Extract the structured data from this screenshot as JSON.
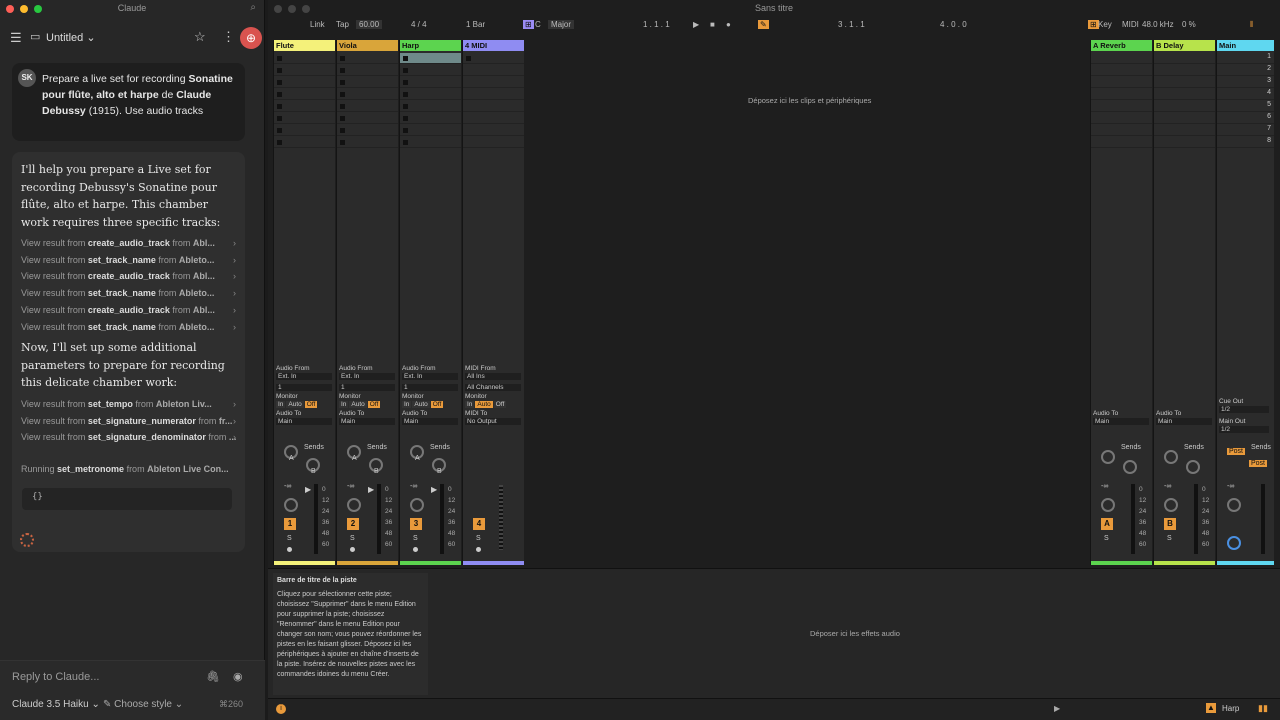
{
  "claude": {
    "window_title": "Claude",
    "chat_title": "Untitled",
    "user": {
      "initials": "SK",
      "message_pre": "Prepare a live set for recording ",
      "message_bold1": "Sonatine pour flûte, alto et harpe",
      "message_mid": " de ",
      "message_bold2": "Claude Debussy",
      "message_post": " (1915). Use audio tracks"
    },
    "assistant": {
      "para1": "I'll help you prepare a Live set for recording Debussy's Sonatine pour flûte, alto et harpe. This chamber work requires three specific tracks:",
      "para2": "Now, I'll set up some additional parameters to prepare for recording this delicate chamber work:",
      "view_prefix": "View result from ",
      "from_word": " from ",
      "tools1": [
        {
          "name": "create_audio_track",
          "src": "Abl..."
        },
        {
          "name": "set_track_name",
          "src": "Ableto..."
        },
        {
          "name": "create_audio_track",
          "src": "Abl..."
        },
        {
          "name": "set_track_name",
          "src": "Ableto..."
        },
        {
          "name": "create_audio_track",
          "src": "Abl..."
        },
        {
          "name": "set_track_name",
          "src": "Ableto..."
        }
      ],
      "tools2": [
        {
          "name": "set_tempo",
          "src": "Ableton Liv..."
        },
        {
          "name": "set_signature_numerator",
          "src": "fr..."
        },
        {
          "name": "set_signature_denominator",
          "src": "..."
        }
      ],
      "running_prefix": "Running ",
      "running_tool": "set_metronome",
      "running_src": "Ableton Live Con...",
      "code": "{}"
    },
    "reply_placeholder": "Reply to Claude...",
    "model": "Claude 3.5 Haiku",
    "style_label": "Choose style",
    "tokens": "260"
  },
  "ableton": {
    "title": "Sans titre",
    "control": {
      "link": "Link",
      "tap": "Tap",
      "tempo": "60.00",
      "signature": "4 / 4",
      "quantize": "1 Bar",
      "key": "C",
      "scale": "Major",
      "position": "1 .   1 .   1",
      "loop_start": "3 .   1 .   1",
      "loop_len": "4 .   0 .   0",
      "key_label": "Key",
      "midi_label": "MIDI",
      "sample_rate": "48.0 kHz",
      "cpu": "0 %"
    },
    "tracks": [
      {
        "name": "Flute",
        "color": "#f4f17a",
        "number": "1",
        "io_from": "Audio From",
        "in_src": "Ext. In",
        "in_ch": "1"
      },
      {
        "name": "Viola",
        "color": "#d9a53a",
        "number": "2",
        "io_from": "Audio From",
        "in_src": "Ext. In",
        "in_ch": "1"
      },
      {
        "name": "Harp",
        "color": "#5cd44f",
        "number": "3",
        "io_from": "Audio From",
        "in_src": "Ext. In",
        "in_ch": "1"
      },
      {
        "name": "4 MIDI",
        "color": "#8f8cf2",
        "number": "4",
        "io_from": "MIDI From",
        "in_src": "All Ins",
        "in_ch": "All Channels"
      }
    ],
    "monitor_label": "Monitor",
    "monitor_opts": [
      "In",
      "Auto",
      "Off"
    ],
    "audio_to": "Audio To",
    "midi_to": "MIDI To",
    "main": "Main",
    "no_output": "No Output",
    "sends": "Sends",
    "send_a": "A",
    "send_b": "B",
    "solo": "S",
    "fader_inf": "-∞",
    "fader_zero": "0",
    "db_scale": [
      "0",
      "12",
      "24",
      "36",
      "48",
      "60"
    ],
    "returns": [
      {
        "name": "A Reverb",
        "color": "#5cd44f",
        "letter": "A"
      },
      {
        "name": "B Delay",
        "color": "#b7e34b",
        "letter": "B"
      }
    ],
    "master": {
      "name": "Main",
      "color": "#5fd7f0",
      "cue_out": "Cue Out",
      "cue_val": "1/2",
      "main_out": "Main Out",
      "main_val": "1/2",
      "post": "Post"
    },
    "scenes": [
      "1",
      "2",
      "3",
      "4",
      "5",
      "6",
      "7",
      "8"
    ],
    "drop_clips": "Déposez ici les clips et périphériques",
    "drop_fx": "Déposer ici les effets audio",
    "info_title": "Barre de titre de la piste",
    "info_text": "Cliquez pour sélectionner cette piste; choisissez \"Supprimer\" dans le menu Edition pour supprimer la piste; choisissez \"Renommer\" dans le menu Edition pour changer son nom; vous pouvez réordonner les pistes en les faisant glisser. Déposez ici les périphériques à ajouter en chaîne d'inserts de la piste. Insérez de nouvelles pistes avec les commandes idoines du menu Créer.",
    "status_track": "Harp"
  }
}
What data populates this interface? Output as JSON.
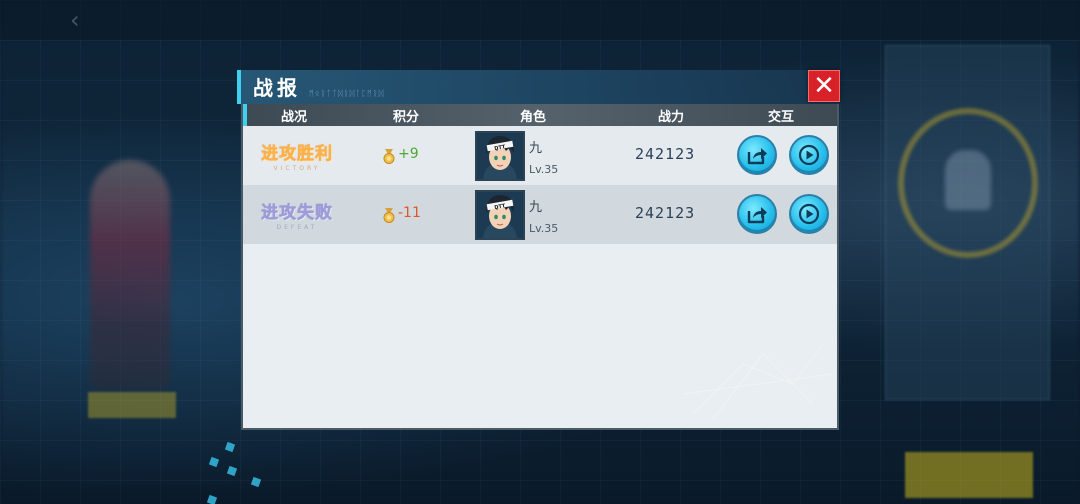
{
  "dialog": {
    "title": "战报",
    "title_deco": "ᛗᛟᚱᛏᛏᛞᚱᛞᛚᛈᛗᚱᛞ",
    "close_label": "✕"
  },
  "columns": {
    "status": "战况",
    "score": "积分",
    "character": "角色",
    "power": "战力",
    "interact": "交互"
  },
  "rows": [
    {
      "result": "进攻胜利",
      "result_sub": "VICTORY",
      "outcome": "win",
      "score": "+9",
      "name": "九",
      "level": "Lv.35",
      "power": "242123"
    },
    {
      "result": "进攻失败",
      "result_sub": "DEFEAT",
      "outcome": "lose",
      "score": "-11",
      "name": "九",
      "level": "Lv.35",
      "power": "242123"
    }
  ],
  "icons": {
    "close": "close-icon",
    "medal": "medal-icon",
    "share": "share-icon",
    "replay": "play-icon"
  },
  "colors": {
    "accent": "#3fd0ef",
    "close": "#d8222a",
    "win": "#ffb24a",
    "lose": "#9e9bd8",
    "score_plus": "#4ea832",
    "score_minus": "#e0562a"
  }
}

Exercise requirements >>
Take the lines from the one containing "What data populates" through the final line of the listing above and print them exactly, including both ends but no pictures.

Task response >>
What data populates this interface? Output as JSON.
{
  "dialog": {
    "title": "战报",
    "title_deco": "ᛗᛟᚱᛏᛏᛞᚱᛞᛚᛈᛗᚱᛞ",
    "close_label": "✕"
  },
  "columns": {
    "status": "战况",
    "score": "积分",
    "character": "角色",
    "power": "战力",
    "interact": "交互"
  },
  "rows": [
    {
      "result": "进攻胜利",
      "result_sub": "VICTORY",
      "outcome": "win",
      "score": "+9",
      "name": "九",
      "level": "Lv.35",
      "power": "242123"
    },
    {
      "result": "进攻失败",
      "result_sub": "DEFEAT",
      "outcome": "lose",
      "score": "-11",
      "name": "九",
      "level": "Lv.35",
      "power": "242123"
    }
  ],
  "icons": {
    "close": "close-icon",
    "medal": "medal-icon",
    "share": "share-icon",
    "replay": "play-icon"
  },
  "colors": {
    "accent": "#3fd0ef",
    "close": "#d8222a",
    "win": "#ffb24a",
    "lose": "#9e9bd8",
    "score_plus": "#4ea832",
    "score_minus": "#e0562a"
  }
}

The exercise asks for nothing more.